__Task directions__:
Below is some material; transcribe all of it exactly.

Figure record listings:
= = =

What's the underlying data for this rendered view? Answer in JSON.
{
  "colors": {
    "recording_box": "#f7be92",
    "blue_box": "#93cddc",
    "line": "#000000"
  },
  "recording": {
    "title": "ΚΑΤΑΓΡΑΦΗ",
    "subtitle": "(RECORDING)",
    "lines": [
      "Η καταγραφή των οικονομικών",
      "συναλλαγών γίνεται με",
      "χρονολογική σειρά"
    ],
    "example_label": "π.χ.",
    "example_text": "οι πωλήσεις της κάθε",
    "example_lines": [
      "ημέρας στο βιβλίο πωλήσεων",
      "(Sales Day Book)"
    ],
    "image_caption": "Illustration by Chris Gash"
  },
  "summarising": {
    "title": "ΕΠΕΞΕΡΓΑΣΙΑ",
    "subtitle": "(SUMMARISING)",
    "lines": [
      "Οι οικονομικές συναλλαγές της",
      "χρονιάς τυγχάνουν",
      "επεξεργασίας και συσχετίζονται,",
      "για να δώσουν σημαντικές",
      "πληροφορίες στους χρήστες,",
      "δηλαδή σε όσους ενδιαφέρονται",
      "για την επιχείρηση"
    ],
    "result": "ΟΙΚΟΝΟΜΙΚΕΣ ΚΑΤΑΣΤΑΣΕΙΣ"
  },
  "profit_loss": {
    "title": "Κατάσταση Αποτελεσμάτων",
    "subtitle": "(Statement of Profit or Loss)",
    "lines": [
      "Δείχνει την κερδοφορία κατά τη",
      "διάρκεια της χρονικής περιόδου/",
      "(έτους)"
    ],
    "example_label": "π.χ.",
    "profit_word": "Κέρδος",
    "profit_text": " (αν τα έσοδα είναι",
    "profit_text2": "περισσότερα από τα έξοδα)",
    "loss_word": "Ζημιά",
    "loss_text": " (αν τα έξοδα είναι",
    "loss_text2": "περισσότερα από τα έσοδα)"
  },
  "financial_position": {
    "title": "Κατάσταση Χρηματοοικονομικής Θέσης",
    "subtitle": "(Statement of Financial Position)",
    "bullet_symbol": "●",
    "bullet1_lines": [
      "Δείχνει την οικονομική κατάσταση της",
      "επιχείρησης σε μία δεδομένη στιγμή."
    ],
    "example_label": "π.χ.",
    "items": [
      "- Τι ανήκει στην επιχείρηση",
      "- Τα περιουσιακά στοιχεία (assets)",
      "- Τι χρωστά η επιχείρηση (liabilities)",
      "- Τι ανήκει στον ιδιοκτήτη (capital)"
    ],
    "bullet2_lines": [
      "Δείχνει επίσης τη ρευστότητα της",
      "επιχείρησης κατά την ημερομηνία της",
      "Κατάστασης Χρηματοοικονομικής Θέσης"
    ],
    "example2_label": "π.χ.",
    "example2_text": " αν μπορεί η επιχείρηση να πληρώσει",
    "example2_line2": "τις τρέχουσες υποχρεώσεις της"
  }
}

= = =

__Final answer__:
What's the underlying data for this rendered view? Answer in JSON.
{
  "colors": {
    "recording_box": "#f7be92",
    "blue_box": "#93cddc",
    "line": "#000000"
  },
  "recording": {
    "title": "ΚΑΤΑΓΡΑΦΗ",
    "subtitle": "(RECORDING)",
    "lines": [
      "Η καταγραφή των οικονομικών",
      "συναλλαγών γίνεται με",
      "χρονολογική σειρά"
    ],
    "example_label": "π.χ.",
    "example_text": "οι πωλήσεις της κάθε",
    "example_lines": [
      "ημέρας στο βιβλίο πωλήσεων",
      "(Sales Day Book)"
    ],
    "image_caption": "Illustration by Chris Gash"
  },
  "summarising": {
    "title": "ΕΠΕΞΕΡΓΑΣΙΑ",
    "subtitle": "(SUMMARISING)",
    "lines": [
      "Οι οικονομικές συναλλαγές της",
      "χρονιάς τυγχάνουν",
      "επεξεργασίας και συσχετίζονται,",
      "για να δώσουν σημαντικές",
      "πληροφορίες στους χρήστες,",
      "δηλαδή σε όσους ενδιαφέρονται",
      "για την επιχείρηση"
    ],
    "result": "ΟΙΚΟΝΟΜΙΚΕΣ ΚΑΤΑΣΤΑΣΕΙΣ"
  },
  "profit_loss": {
    "title": "Κατάσταση Αποτελεσμάτων",
    "subtitle": "(Statement of Profit or Loss)",
    "lines": [
      "Δείχνει την κερδοφορία κατά τη",
      "διάρκεια της χρονικής περιόδου/",
      "(έτους)"
    ],
    "example_label": "π.χ.",
    "profit_word": "Κέρδος",
    "profit_text": " (αν τα έσοδα είναι",
    "profit_text2": "περισσότερα από τα έξοδα)",
    "loss_word": "Ζημιά",
    "loss_text": " (αν τα έξοδα είναι",
    "loss_text2": "περισσότερα από τα έσοδα)"
  },
  "financial_position": {
    "title": "Κατάσταση Χρηματοοικονομικής Θέσης",
    "subtitle": "(Statement of Financial Position)",
    "bullet_symbol": "●",
    "bullet1_lines": [
      "Δείχνει την οικονομική κατάσταση της",
      "επιχείρησης σε μία δεδομένη στιγμή."
    ],
    "example_label": "π.χ.",
    "items": [
      "- Τι ανήκει στην επιχείρηση",
      "- Τα περιουσιακά στοιχεία (assets)",
      "- Τι χρωστά η επιχείρηση (liabilities)",
      "- Τι ανήκει στον ιδιοκτήτη (capital)"
    ],
    "bullet2_lines": [
      "Δείχνει επίσης τη ρευστότητα της",
      "επιχείρησης κατά την ημερομηνία της",
      "Κατάστασης Χρηματοοικονομικής Θέσης"
    ],
    "example2_label": "π.χ.",
    "example2_text": " αν μπορεί η επιχείρηση να πληρώσει",
    "example2_line2": "τις τρέχουσες υποχρεώσεις της"
  }
}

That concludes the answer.